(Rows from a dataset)
⟨

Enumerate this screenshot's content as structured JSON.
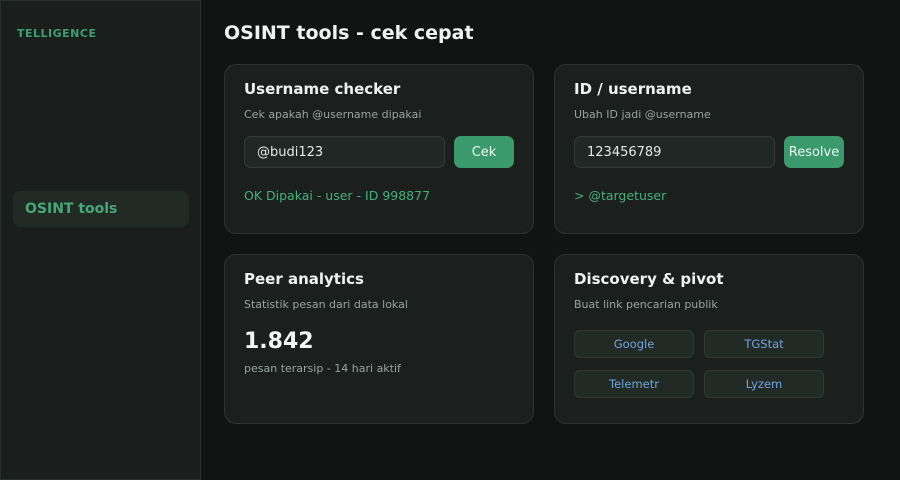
{
  "sidebar": {
    "brand": "TELLIGENCE",
    "items": [
      {
        "label": "OSINT tools",
        "active": true
      }
    ]
  },
  "page": {
    "title": "OSINT tools - cek cepat"
  },
  "username_checker": {
    "title": "Username checker",
    "subtitle": "Cek apakah @username dipakai",
    "input_value": "@budi123",
    "button_label": "Cek",
    "result": "OK Dipakai - user - ID 998877"
  },
  "id_resolver": {
    "title": "ID / username",
    "subtitle": "Ubah ID jadi @username",
    "input_value": "123456789",
    "button_label": "Resolve",
    "result": "> @targetuser"
  },
  "peer_analytics": {
    "title": "Peer analytics",
    "subtitle": "Statistik pesan dari data lokal",
    "value": "1.842",
    "note": "pesan terarsip - 14 hari aktif"
  },
  "discovery": {
    "title": "Discovery & pivot",
    "subtitle": "Buat link pencarian publik",
    "links": [
      "Google",
      "TGStat",
      "Telemetr",
      "Lyzem"
    ]
  },
  "colors": {
    "accent": "#3a9a6c",
    "success_text": "#45b07c",
    "link": "#6ea6de",
    "background": "#111413"
  }
}
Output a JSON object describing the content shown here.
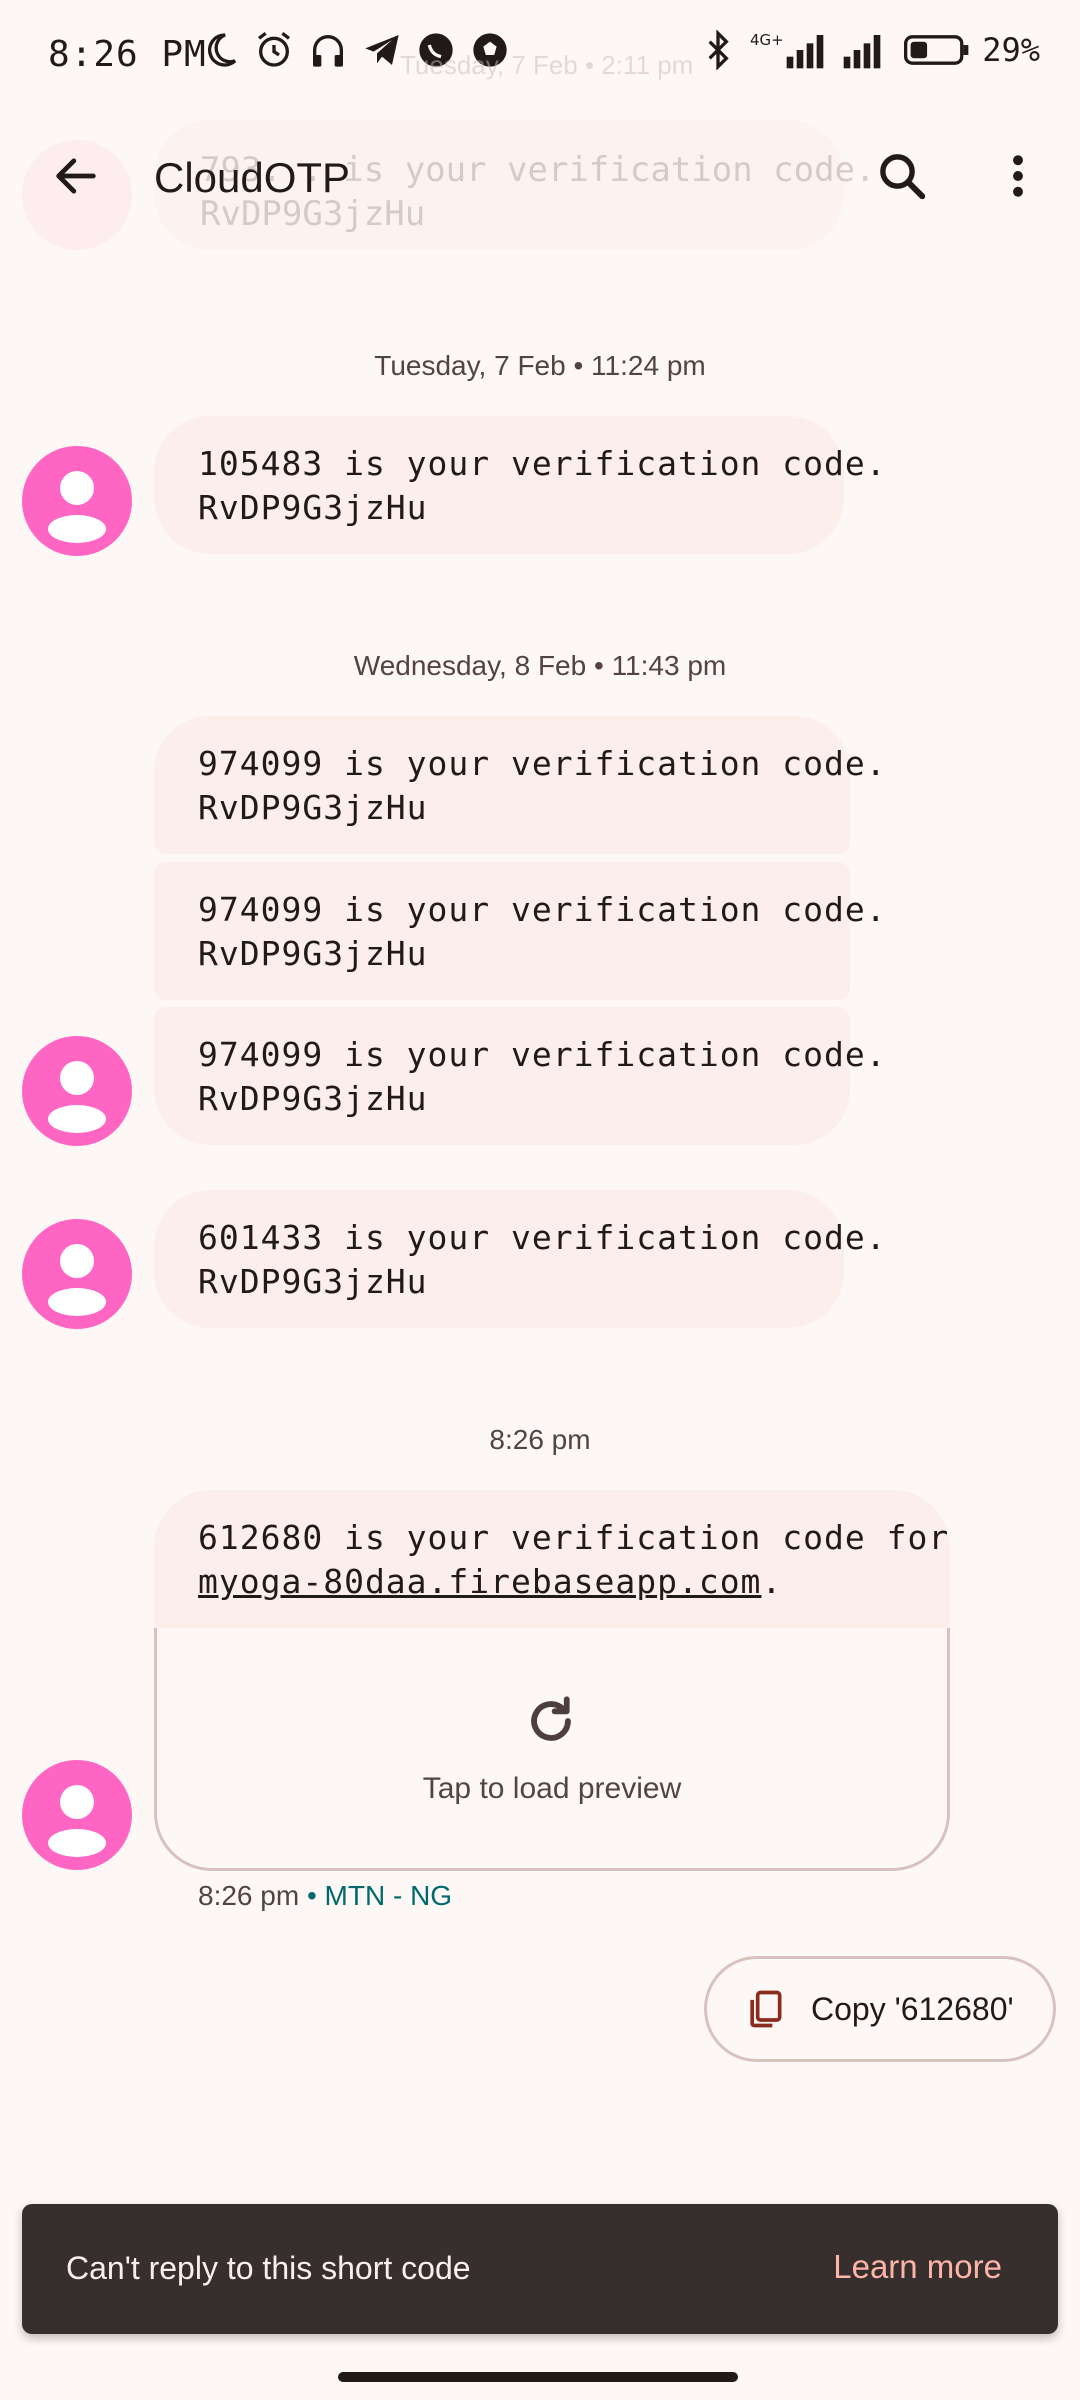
{
  "status_bar": {
    "time": "8:26 PM",
    "battery": "29%"
  },
  "ghost": {
    "date": "Tuesday, 7 Feb • 2:11 pm",
    "text": "793... is your verification code.\nRvDP9G3jzHu"
  },
  "toolbar": {
    "title": "CloudOTP"
  },
  "conversation": {
    "sep1": "Tuesday, 7 Feb • 11:24 pm",
    "msg1": "105483 is your verification code.\nRvDP9G3jzHu",
    "sep2": "Wednesday, 8 Feb • 11:43 pm",
    "msg2": "974099 is your verification code.\nRvDP9G3jzHu",
    "msg3": "974099 is your verification code.\nRvDP9G3jzHu",
    "msg4": "974099 is your verification code.\nRvDP9G3jzHu",
    "msg5": "601433 is your verification code.\nRvDP9G3jzHu",
    "sep3": "8:26 pm",
    "msg6_line1": "612680 is your verification code for",
    "msg6_link": "myoga-80daa.firebaseapp.com",
    "msg6_tail": ".",
    "preview_label": "Tap to load preview",
    "meta_time": "8:26 pm",
    "meta_carrier": " • MTN - NG"
  },
  "copy_chip": {
    "label": "Copy '612680'"
  },
  "snackbar": {
    "text": "Can't reply to this short code",
    "action": "Learn more"
  },
  "colors": {
    "background": "#fdf8f6",
    "bubble": "#fbeeeb",
    "avatar": "#ff66c4",
    "carrier": "#00696e",
    "snackbar": "#362f2e",
    "snackbar_action": "#ffb4a8"
  },
  "icons": [
    "back-arrow-icon",
    "search-icon",
    "more-vert-icon",
    "person-icon",
    "refresh-icon",
    "copy-icon"
  ]
}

⟩

## WRITTEN PROBLEM
From the listing above, print every entry precisely and drop the pictures.

## EXERCISE RESPONSE
Enumerate this screenshot's content as structured JSON.
{
  "sidebar": {
    "brand": "TELLIGENCE",
    "items": [
      {
        "label": "OSINT tools",
        "active": true
      }
    ]
  },
  "page": {
    "title": "OSINT tools - cek cepat"
  },
  "username_checker": {
    "title": "Username checker",
    "subtitle": "Cek apakah @username dipakai",
    "input_value": "@budi123",
    "button_label": "Cek",
    "result": "OK Dipakai - user - ID 998877"
  },
  "id_resolver": {
    "title": "ID / username",
    "subtitle": "Ubah ID jadi @username",
    "input_value": "123456789",
    "button_label": "Resolve",
    "result": "> @targetuser"
  },
  "peer_analytics": {
    "title": "Peer analytics",
    "subtitle": "Statistik pesan dari data lokal",
    "value": "1.842",
    "note": "pesan terarsip - 14 hari aktif"
  },
  "discovery": {
    "title": "Discovery & pivot",
    "subtitle": "Buat link pencarian publik",
    "links": [
      "Google",
      "TGStat",
      "Telemetr",
      "Lyzem"
    ]
  },
  "colors": {
    "accent": "#3a9a6c",
    "success_text": "#45b07c",
    "link": "#6ea6de",
    "background": "#111413"
  }
}
Output a JSON object describing the content shown here.
{
  "status_bar": {
    "time": "8:26 PM",
    "battery": "29%"
  },
  "ghost": {
    "date": "Tuesday, 7 Feb • 2:11 pm",
    "text": "793... is your verification code.\nRvDP9G3jzHu"
  },
  "toolbar": {
    "title": "CloudOTP"
  },
  "conversation": {
    "sep1": "Tuesday, 7 Feb • 11:24 pm",
    "msg1": "105483 is your verification code.\nRvDP9G3jzHu",
    "sep2": "Wednesday, 8 Feb • 11:43 pm",
    "msg2": "974099 is your verification code.\nRvDP9G3jzHu",
    "msg3": "974099 is your verification code.\nRvDP9G3jzHu",
    "msg4": "974099 is your verification code.\nRvDP9G3jzHu",
    "msg5": "601433 is your verification code.\nRvDP9G3jzHu",
    "sep3": "8:26 pm",
    "msg6_line1": "612680 is your verification code for",
    "msg6_link": "myoga-80daa.firebaseapp.com",
    "msg6_tail": ".",
    "preview_label": "Tap to load preview",
    "meta_time": "8:26 pm",
    "meta_carrier": " • MTN - NG"
  },
  "copy_chip": {
    "label": "Copy '612680'"
  },
  "snackbar": {
    "text": "Can't reply to this short code",
    "action": "Learn more"
  },
  "colors": {
    "background": "#fdf8f6",
    "bubble": "#fbeeeb",
    "avatar": "#ff66c4",
    "carrier": "#00696e",
    "snackbar": "#362f2e",
    "snackbar_action": "#ffb4a8"
  },
  "icons": [
    "back-arrow-icon",
    "search-icon",
    "more-vert-icon",
    "person-icon",
    "refresh-icon",
    "copy-icon"
  ]
}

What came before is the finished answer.